* [GIVEN INSTRUCTION]:
Omit the pictures and extract only the lines from the line containing "Give me the" to the end of the material, each exactly as written.

* [RECORDS SUPPLIED]:

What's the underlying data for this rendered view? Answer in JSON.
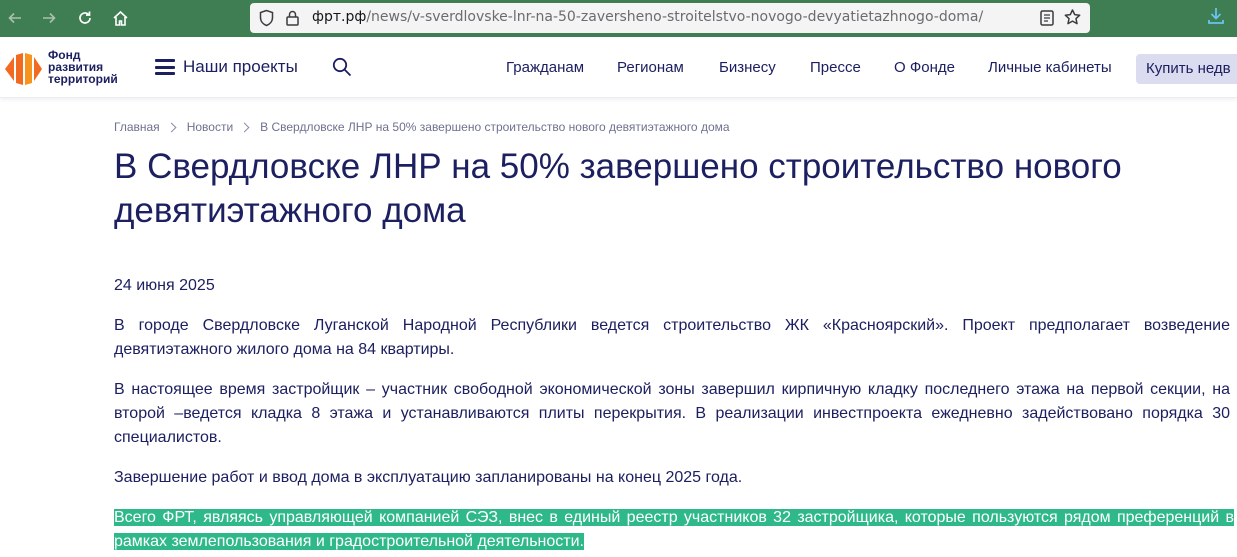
{
  "browser": {
    "url_domain": "фрт.рф",
    "url_path": "/news/v-sverdlovske-lnr-na-50-zaversheno-stroitelstvo-novogo-devyatietazhnogo-doma/"
  },
  "logo": {
    "line1": "Фонд",
    "line2": "развития",
    "line3": "территорий"
  },
  "header": {
    "projects_label": "Наши проекты",
    "nav": [
      {
        "label": "Гражданам"
      },
      {
        "label": "Регионам"
      },
      {
        "label": "Бизнесу"
      },
      {
        "label": "Прессе"
      },
      {
        "label": "О Фонде"
      },
      {
        "label": "Личные кабинеты"
      }
    ],
    "buy_label": "Купить недв"
  },
  "breadcrumb": {
    "home": "Главная",
    "news": "Новости",
    "current": "В Свердловске ЛНР на 50% завершено строительство нового девятиэтажного дома"
  },
  "article": {
    "title": "В Свердловске ЛНР на 50% завершено строительство нового девятиэтажного дома",
    "date": "24 июня 2025",
    "paragraphs": [
      "В городе Свердловске Луганской Народной Республики ведется строительство ЖК «Красноярский». Проект предполагает возведение девятиэтажного жилого дома на 84 квартиры.",
      "В настоящее время застройщик – участник свободной экономической зоны завершил кирпичную кладку последнего этажа на первой секции, на второй –ведется кладка 8 этажа и устанавливаются плиты перекрытия. В реализации инвестпроекта ежедневно задействовано порядка 30 специалистов.",
      "Завершение работ и ввод дома в эксплуатацию запланированы на конец 2025 года.",
      "Всего ФРТ, являясь управляющей компанией СЭЗ, внес в единый реестр участников 32 застройщика, которые пользуются рядом преференций в рамках землепользования и градостроительной деятельности."
    ]
  },
  "colors": {
    "browser_bar": "#3f7d53",
    "brand_navy": "#1d2060",
    "brand_orange": "#f26a21",
    "highlight": "#2fb98a"
  }
}
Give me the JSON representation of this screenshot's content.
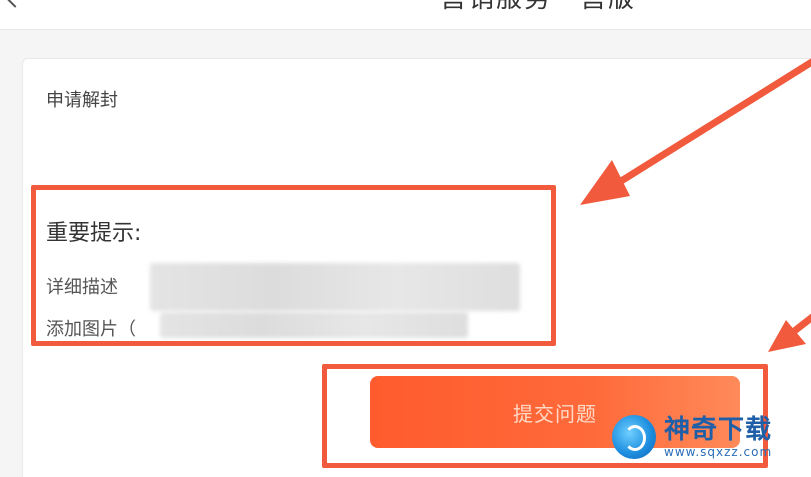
{
  "header": {
    "title": "营销服务一营版"
  },
  "card": {
    "title": "申请解封"
  },
  "notice": {
    "title": "重要提示:",
    "line1": "详细描述",
    "line2": "添加图片（"
  },
  "actions": {
    "submit_label": "提交问题"
  },
  "watermark": {
    "name": "神奇下载",
    "url": "www.sqxzz.com"
  },
  "colors": {
    "highlight": "#f15a3c",
    "button": "#ff5b2e",
    "watermark": "#1f5fa8"
  },
  "icons": {
    "back": "back-arrow-icon",
    "watermark_logo": "sqxzz-logo-icon"
  }
}
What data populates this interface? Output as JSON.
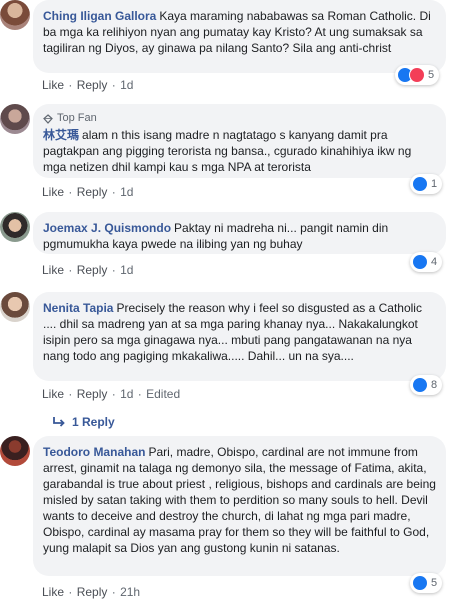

* [SOLUTION FOR THIS PROBLEM]:
Give me the JSON representation of this screenshot's content.
{
  "header": {
    "title": "营销服务一营版"
  },
  "card": {
    "title": "申请解封"
  },
  "notice": {
    "title": "重要提示:",
    "line1": "详细描述",
    "line2": "添加图片（"
  },
  "actions": {
    "submit_label": "提交问题"
  },
  "watermark": {
    "name": "神奇下载",
    "url": "www.sqxzz.com"
  },
  "colors": {
    "highlight": "#f15a3c",
    "button": "#ff5b2e",
    "watermark": "#1f5fa8"
  },
  "icons": {
    "back": "back-arrow-icon",
    "watermark_logo": "sqxzz-logo-icon"
  }
}
What data populates this interface? Output as JSON.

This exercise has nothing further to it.